Items from a dataset
— START —
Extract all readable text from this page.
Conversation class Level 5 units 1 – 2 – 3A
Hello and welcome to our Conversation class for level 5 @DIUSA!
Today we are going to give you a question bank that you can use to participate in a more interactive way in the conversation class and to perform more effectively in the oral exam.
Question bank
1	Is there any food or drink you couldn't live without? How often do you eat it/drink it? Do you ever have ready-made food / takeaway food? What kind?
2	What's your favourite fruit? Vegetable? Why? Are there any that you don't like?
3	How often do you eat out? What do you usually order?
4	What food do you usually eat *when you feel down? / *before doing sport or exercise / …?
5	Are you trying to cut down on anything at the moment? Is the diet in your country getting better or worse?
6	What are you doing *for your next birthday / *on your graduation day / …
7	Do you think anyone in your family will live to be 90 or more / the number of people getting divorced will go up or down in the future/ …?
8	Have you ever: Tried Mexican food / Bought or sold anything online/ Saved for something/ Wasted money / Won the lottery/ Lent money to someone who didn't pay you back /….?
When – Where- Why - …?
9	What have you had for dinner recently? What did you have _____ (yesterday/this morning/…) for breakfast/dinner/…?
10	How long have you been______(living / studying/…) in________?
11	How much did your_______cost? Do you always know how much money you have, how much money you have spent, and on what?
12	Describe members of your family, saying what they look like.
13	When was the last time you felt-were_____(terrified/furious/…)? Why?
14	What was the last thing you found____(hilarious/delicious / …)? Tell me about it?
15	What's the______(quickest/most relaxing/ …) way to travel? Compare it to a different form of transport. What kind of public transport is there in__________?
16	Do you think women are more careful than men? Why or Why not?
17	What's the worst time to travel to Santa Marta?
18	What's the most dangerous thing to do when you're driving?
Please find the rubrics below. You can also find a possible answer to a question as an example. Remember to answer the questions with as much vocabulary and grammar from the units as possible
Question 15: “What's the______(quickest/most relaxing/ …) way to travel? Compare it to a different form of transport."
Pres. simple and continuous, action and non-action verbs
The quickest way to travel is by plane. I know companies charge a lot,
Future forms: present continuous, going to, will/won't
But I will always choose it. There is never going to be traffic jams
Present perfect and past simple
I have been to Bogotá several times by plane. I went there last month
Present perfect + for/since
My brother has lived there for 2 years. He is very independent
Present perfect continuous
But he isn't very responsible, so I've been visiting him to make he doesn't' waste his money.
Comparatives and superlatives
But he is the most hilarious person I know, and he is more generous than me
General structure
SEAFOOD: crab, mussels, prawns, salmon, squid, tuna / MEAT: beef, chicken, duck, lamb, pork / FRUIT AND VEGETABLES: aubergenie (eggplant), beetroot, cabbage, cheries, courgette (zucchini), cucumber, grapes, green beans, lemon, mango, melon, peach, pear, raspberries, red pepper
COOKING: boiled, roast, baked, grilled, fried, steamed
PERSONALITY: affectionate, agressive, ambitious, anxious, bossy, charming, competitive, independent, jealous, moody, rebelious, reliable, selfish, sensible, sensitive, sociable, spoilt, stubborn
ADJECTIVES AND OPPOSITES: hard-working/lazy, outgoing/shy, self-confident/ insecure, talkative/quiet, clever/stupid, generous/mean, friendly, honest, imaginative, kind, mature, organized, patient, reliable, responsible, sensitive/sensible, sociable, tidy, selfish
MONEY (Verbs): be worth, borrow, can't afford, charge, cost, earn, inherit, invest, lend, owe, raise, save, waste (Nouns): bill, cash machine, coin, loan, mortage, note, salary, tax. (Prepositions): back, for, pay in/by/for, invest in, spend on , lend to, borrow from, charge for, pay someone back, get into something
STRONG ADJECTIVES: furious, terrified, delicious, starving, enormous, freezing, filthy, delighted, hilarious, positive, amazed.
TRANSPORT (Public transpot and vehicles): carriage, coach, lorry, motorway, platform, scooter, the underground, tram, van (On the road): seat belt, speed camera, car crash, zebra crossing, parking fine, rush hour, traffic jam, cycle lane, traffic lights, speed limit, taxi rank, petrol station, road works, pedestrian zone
— END —
### AIM
Retype the material in full. Each word must match.

### FULL ANSWER
Extract all readable text from this page.
Conversation class Level 5 units 1 – 2 – 3A
Hello and welcome to our Conversation class for level 5 @DIUSA!
Today we are going to give you a question bank that you can use to participate in a more interactive way in the conversation class and to perform more effectively in the oral exam.
Question bank
1	Is there any food or drink you couldn't live without? How often do you eat it/drink it? Do you ever have ready-made food / takeaway food? What kind?
2	What's your favourite fruit? Vegetable? Why? Are there any that you don't like?
3	How often do you eat out? What do you usually order?
4	What food do you usually eat *when you feel down? / *before doing sport or exercise / …?
5	Are you trying to cut down on anything at the moment? Is the diet in your country getting better or worse?
6	What are you doing *for your next birthday / *on your graduation day / …
7	Do you think anyone in your family will live to be 90 or more / the number of people getting divorced will go up or down in the future/ …?
8	Have you ever: Tried Mexican food / Bought or sold anything online/ Saved for something/ Wasted money / Won the lottery/ Lent money to someone who didn't pay you back /….?
When – Where- Why - …?
9	What have you had for dinner recently? What did you have _____ (yesterday/this morning/…) for breakfast/dinner/…?
10	How long have you been______(living / studying/…) in________?
11	How much did your_______cost? Do you always know how much money you have, how much money you have spent, and on what?
12	Describe members of your family, saying what they look like.
13	When was the last time you felt-were_____(terrified/furious/…)? Why?
14	What was the last thing you found____(hilarious/delicious / …)? Tell me about it?
15	What's the______(quickest/most relaxing/ …) way to travel? Compare it to a different form of transport. What kind of public transport is there in__________?
16	Do you think women are more careful than men? Why or Why not?
17	What's the worst time to travel to Santa Marta?
18	What's the most dangerous thing to do when you're driving?
Please find the rubrics below. You can also find a possible answer to a question as an example. Remember to answer the questions with as much vocabulary and grammar from the units as possible
Question 15: “What's the______(quickest/most relaxing/ …) way to travel? Compare it to a different form of transport."
Pres. simple and continuous, action and non-action verbs
The quickest way to travel is by plane. I know companies charge a lot,
Future forms: present continuous, going to, will/won't
But I will always choose it. There is never going to be traffic jams
Present perfect and past simple
I have been to Bogotá several times by plane. I went there last month
Present perfect + for/since
My brother has lived there for 2 years. He is very independent
Present perfect continuous
But he isn't very responsible, so I've been visiting him to make he doesn't' waste his money.
Comparatives and superlatives
But he is the most hilarious person I know, and he is more generous than me
General structure
SEAFOOD: crab, mussels, prawns, salmon, squid, tuna / MEAT: beef, chicken, duck, lamb, pork / FRUIT AND VEGETABLES: aubergenie (eggplant), beetroot, cabbage, cheries, courgette (zucchini), cucumber, grapes, green beans, lemon, mango, melon, peach, pear, raspberries, red pepper
COOKING: boiled, roast, baked, grilled, fried, steamed
PERSONALITY: affectionate, agressive, ambitious, anxious, bossy, charming, competitive, independent, jealous, moody, rebelious, reliable, selfish, sensible, sensitive, sociable, spoilt, stubborn
ADJECTIVES AND OPPOSITES: hard-working/lazy, outgoing/shy, self-confident/ insecure, talkative/quiet, clever/stupid, generous/mean, friendly, honest, imaginative, kind, mature, organized, patient, reliable, responsible, sensitive/sensible, sociable, tidy, selfish
MONEY (Verbs): be worth, borrow, can't afford, charge, cost, earn, inherit, invest, lend, owe, raise, save, waste (Nouns): bill, cash machine, coin, loan, mortage, note, salary, tax. (Prepositions): back, for, pay in/by/for, invest in, spend on , lend to, borrow from, charge for, pay someone back, get into something
STRONG ADJECTIVES: furious, terrified, delicious, starving, enormous, freezing, filthy, delighted, hilarious, positive, amazed.
TRANSPORT (Public transpot and vehicles): carriage, coach, lorry, motorway, platform, scooter, the underground, tram, van (On the road): seat belt, speed camera, car crash, zebra crossing, parking fine, rush hour, traffic jam, cycle lane, traffic lights, speed limit, taxi rank, petrol station, road works, pedestrian zone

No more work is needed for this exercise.